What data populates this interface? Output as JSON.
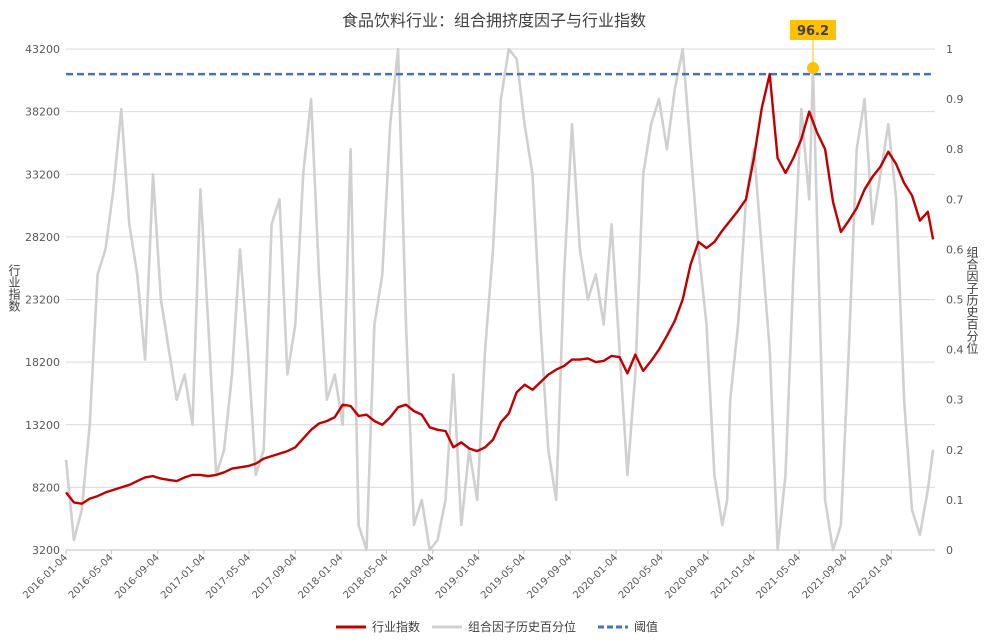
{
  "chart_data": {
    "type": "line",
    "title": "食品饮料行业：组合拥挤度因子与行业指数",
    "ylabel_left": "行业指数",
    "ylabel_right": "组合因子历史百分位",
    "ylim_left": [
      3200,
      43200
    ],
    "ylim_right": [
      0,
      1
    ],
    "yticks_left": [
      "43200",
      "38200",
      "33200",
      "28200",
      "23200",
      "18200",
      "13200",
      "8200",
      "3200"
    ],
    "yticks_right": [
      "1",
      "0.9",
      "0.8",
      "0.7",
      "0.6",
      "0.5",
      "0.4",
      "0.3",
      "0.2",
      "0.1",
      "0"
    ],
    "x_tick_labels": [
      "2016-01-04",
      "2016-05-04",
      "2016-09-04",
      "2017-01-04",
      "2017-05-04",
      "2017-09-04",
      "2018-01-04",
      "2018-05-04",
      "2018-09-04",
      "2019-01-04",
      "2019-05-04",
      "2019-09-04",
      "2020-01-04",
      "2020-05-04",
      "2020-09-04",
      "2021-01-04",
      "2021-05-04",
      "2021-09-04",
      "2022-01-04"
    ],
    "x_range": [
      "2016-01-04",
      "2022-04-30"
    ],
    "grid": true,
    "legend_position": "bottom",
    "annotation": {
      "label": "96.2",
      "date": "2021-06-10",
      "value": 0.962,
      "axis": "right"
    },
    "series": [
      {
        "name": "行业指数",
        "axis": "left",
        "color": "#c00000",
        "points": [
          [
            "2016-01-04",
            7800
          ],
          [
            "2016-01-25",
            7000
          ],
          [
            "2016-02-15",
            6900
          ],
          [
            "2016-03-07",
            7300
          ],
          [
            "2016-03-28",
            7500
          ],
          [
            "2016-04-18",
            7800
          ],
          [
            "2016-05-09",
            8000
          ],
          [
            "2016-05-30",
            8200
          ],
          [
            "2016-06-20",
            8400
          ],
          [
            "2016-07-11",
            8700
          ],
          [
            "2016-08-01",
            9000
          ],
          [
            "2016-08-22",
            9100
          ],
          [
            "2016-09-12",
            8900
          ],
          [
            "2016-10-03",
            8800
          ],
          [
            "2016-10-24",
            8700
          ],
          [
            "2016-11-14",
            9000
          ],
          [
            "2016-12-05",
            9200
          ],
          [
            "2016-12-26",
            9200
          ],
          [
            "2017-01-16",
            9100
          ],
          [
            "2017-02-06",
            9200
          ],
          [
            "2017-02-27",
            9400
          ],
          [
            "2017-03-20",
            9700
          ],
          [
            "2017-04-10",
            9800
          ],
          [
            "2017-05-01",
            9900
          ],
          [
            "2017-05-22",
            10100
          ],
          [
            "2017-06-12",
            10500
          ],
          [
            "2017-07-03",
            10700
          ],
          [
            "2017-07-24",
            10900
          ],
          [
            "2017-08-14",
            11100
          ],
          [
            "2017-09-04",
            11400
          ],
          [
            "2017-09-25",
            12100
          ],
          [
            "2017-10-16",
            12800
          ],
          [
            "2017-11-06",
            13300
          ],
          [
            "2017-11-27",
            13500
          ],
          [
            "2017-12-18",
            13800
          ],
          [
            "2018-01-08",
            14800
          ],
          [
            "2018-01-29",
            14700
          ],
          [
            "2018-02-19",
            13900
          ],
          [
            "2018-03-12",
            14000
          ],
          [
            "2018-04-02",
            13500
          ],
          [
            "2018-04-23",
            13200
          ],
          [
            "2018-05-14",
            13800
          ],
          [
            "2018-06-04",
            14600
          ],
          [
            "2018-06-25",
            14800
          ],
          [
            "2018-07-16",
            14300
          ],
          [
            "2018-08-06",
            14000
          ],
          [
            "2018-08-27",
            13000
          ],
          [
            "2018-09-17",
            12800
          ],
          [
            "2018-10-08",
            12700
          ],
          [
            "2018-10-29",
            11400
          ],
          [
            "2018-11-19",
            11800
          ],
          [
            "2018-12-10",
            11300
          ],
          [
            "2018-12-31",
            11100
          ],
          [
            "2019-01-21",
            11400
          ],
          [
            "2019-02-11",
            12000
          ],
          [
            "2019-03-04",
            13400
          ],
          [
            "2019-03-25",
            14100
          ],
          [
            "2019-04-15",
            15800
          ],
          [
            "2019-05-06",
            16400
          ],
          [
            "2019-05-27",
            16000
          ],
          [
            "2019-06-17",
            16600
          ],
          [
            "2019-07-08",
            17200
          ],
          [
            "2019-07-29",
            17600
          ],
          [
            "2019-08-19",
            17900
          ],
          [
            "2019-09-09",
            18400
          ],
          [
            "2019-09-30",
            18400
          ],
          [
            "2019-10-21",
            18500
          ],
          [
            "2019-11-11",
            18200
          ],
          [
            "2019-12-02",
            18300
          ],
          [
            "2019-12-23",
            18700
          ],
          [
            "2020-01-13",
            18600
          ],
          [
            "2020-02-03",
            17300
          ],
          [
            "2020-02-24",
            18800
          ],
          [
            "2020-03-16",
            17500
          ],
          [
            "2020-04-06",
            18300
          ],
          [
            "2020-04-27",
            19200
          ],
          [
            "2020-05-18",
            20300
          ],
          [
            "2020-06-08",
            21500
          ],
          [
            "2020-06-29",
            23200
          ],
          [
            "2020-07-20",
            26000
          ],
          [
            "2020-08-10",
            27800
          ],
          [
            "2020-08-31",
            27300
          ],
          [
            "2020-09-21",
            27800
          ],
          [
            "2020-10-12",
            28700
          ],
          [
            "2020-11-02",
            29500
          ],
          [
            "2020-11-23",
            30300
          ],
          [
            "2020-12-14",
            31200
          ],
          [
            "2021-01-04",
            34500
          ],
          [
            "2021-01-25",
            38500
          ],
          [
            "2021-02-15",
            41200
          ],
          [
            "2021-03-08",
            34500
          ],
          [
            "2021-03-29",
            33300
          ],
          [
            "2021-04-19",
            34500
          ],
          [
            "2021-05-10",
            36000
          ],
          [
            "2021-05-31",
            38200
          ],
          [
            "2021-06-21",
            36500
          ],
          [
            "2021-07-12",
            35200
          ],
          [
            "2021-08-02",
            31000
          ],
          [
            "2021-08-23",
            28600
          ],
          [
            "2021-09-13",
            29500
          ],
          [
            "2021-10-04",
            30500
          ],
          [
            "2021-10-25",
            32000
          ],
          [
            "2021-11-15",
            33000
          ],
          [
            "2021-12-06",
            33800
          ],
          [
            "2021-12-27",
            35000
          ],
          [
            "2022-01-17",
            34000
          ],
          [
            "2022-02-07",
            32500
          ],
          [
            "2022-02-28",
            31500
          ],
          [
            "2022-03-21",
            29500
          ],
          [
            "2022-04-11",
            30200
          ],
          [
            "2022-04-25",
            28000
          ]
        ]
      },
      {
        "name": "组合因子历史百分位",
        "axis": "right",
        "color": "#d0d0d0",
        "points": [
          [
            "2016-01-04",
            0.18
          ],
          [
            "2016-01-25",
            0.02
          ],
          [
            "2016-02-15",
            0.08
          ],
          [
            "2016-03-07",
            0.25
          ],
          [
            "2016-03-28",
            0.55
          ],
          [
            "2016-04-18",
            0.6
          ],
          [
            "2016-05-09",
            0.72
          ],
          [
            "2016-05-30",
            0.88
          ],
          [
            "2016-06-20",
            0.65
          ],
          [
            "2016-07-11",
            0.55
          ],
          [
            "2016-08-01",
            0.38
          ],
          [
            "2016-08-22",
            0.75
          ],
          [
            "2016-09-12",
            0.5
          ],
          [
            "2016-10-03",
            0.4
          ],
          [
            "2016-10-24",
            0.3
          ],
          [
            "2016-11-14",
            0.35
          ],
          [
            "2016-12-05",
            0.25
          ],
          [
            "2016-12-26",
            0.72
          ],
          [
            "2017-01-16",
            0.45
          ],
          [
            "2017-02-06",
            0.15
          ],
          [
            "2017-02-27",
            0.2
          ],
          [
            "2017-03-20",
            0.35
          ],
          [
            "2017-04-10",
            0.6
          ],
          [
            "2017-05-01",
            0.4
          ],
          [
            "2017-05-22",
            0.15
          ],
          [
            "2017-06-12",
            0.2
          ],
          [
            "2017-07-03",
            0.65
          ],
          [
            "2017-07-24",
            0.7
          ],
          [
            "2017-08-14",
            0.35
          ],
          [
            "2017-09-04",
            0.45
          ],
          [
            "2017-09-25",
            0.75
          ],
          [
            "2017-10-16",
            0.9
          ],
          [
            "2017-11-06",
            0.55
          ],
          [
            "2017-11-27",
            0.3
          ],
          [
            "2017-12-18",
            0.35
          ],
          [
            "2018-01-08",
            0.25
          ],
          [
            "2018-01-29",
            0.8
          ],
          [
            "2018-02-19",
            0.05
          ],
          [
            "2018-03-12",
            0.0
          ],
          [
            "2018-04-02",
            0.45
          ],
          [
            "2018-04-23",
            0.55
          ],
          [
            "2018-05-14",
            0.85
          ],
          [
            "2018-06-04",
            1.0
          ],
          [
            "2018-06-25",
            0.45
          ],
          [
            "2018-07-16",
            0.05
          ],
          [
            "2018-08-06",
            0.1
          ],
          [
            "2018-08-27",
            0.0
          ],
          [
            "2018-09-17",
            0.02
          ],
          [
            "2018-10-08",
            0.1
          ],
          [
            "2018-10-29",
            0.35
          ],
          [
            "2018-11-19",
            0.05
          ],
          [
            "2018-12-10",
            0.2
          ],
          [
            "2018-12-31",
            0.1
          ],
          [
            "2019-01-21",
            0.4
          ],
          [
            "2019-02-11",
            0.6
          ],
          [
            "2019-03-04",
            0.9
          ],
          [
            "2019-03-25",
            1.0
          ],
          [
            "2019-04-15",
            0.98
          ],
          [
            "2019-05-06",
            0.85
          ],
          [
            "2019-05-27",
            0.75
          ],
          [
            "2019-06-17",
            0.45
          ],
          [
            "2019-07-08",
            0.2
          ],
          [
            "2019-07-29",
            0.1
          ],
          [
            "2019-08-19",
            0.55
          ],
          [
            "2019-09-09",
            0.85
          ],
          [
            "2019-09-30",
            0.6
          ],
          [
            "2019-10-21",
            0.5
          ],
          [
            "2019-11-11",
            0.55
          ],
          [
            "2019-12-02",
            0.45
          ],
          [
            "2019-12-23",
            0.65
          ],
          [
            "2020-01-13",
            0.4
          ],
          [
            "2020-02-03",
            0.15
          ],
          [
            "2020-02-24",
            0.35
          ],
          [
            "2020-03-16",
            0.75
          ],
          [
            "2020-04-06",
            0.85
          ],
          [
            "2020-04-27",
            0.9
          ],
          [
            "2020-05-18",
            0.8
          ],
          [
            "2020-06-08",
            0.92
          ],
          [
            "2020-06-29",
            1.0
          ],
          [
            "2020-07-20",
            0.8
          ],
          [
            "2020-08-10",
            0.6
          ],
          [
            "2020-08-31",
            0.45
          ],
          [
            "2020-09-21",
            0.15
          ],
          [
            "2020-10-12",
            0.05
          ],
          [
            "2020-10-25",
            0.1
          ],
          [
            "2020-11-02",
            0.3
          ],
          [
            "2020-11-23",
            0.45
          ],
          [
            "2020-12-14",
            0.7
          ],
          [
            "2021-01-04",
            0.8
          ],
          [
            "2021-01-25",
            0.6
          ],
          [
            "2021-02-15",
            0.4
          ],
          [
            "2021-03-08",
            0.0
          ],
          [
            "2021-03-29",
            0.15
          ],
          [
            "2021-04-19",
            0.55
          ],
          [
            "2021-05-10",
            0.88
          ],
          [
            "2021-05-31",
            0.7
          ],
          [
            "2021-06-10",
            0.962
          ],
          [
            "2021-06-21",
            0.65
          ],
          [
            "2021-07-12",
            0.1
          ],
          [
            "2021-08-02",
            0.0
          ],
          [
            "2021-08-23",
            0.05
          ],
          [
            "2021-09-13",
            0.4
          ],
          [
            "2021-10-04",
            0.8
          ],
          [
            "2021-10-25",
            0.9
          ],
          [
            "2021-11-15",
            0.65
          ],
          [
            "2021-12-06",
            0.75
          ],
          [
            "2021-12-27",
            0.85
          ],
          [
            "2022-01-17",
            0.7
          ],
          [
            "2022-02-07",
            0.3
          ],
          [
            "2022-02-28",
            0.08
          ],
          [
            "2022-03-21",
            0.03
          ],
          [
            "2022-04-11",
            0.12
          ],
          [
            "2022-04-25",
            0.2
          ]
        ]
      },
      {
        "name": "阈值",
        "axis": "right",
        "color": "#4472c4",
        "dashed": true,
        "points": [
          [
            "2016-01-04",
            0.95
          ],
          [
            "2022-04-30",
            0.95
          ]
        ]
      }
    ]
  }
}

■ ■ ■ ■ ■

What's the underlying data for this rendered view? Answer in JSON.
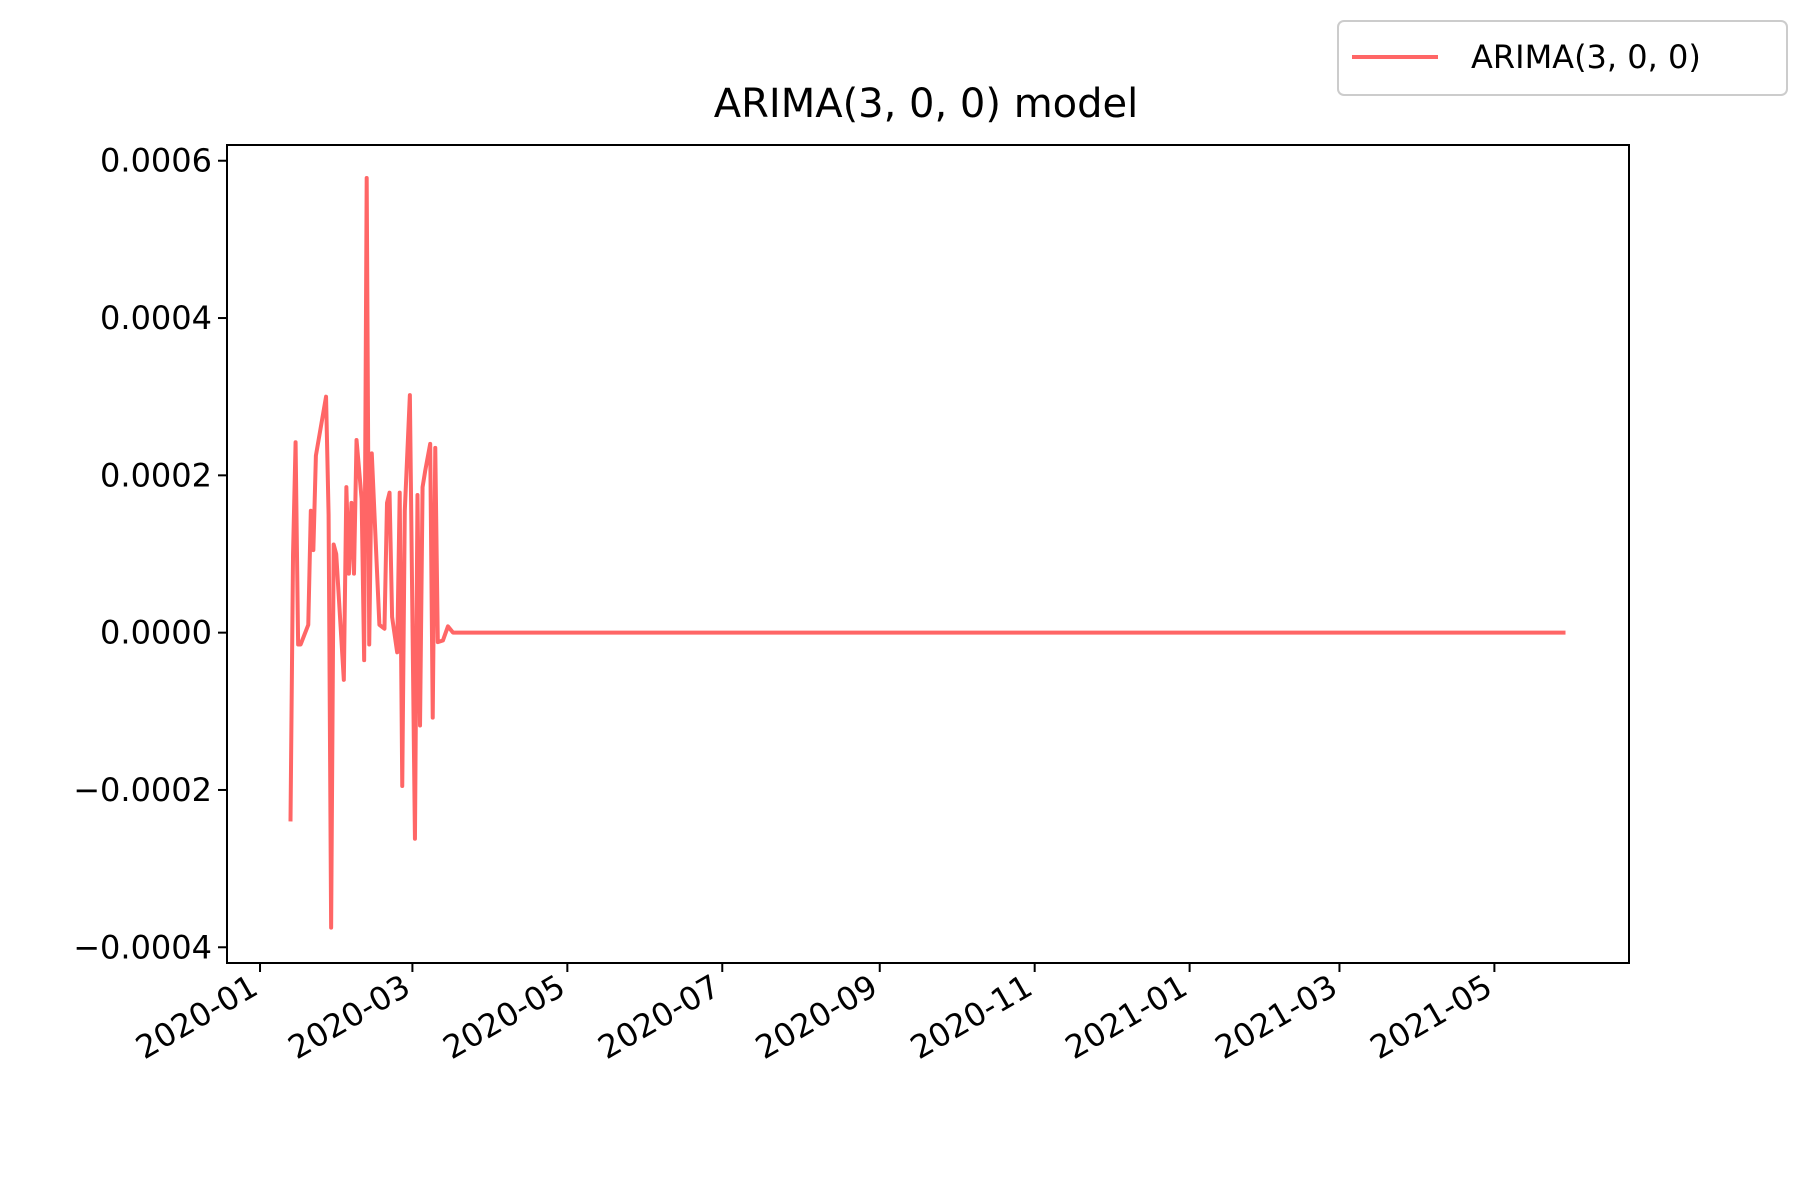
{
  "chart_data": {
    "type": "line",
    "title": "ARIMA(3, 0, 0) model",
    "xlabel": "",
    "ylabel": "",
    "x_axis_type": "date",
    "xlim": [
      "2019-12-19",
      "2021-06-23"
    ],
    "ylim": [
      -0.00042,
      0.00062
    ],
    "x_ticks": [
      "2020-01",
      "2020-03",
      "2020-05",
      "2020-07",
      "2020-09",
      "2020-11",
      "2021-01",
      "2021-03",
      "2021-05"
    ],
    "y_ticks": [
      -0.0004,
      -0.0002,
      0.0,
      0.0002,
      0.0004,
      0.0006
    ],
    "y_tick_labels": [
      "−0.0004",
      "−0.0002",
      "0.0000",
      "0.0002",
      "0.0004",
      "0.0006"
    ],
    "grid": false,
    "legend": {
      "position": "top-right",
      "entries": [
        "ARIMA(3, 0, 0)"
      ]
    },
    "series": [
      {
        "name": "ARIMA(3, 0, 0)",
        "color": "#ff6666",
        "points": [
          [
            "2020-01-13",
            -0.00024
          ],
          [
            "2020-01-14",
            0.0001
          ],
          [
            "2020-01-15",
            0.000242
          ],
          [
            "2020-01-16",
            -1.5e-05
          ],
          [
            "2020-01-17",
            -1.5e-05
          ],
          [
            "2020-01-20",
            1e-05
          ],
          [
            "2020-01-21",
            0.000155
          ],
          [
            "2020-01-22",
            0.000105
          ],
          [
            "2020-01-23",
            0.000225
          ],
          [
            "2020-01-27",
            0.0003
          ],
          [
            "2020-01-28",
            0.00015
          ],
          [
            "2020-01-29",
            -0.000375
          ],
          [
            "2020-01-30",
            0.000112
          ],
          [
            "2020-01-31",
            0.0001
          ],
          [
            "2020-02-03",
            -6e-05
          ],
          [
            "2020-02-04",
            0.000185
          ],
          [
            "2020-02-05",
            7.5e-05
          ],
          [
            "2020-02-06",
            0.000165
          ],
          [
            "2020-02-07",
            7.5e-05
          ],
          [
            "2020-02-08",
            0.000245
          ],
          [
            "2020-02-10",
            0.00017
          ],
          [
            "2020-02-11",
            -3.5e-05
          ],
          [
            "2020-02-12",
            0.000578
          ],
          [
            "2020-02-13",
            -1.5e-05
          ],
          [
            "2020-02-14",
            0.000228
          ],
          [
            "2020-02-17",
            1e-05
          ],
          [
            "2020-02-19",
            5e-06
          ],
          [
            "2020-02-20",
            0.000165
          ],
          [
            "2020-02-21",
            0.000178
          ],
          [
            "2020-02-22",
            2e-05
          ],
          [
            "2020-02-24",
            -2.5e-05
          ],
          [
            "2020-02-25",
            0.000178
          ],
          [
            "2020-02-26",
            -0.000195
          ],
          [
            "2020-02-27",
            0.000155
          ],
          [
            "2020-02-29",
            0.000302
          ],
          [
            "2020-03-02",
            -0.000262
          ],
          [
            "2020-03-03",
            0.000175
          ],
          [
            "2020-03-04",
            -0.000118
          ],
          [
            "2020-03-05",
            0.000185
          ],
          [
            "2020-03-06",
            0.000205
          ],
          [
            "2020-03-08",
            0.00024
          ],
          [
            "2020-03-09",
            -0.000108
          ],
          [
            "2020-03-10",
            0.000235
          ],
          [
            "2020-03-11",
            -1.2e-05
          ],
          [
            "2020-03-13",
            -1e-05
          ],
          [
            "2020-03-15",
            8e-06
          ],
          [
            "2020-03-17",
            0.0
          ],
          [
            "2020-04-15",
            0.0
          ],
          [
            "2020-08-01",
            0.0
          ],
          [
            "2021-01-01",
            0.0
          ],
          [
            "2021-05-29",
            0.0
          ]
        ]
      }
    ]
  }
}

■ ■ ■ ■ ■

_EXERCISE DESCRIPTION_
Filter the entries down to the lines containing "JSON". Copy each of those lines.

_OUTPUT FOR THIS EXERCISE_
What data populates this interface? Output as JSON.
What's the underlying data for this rendered view? Answer in JSON.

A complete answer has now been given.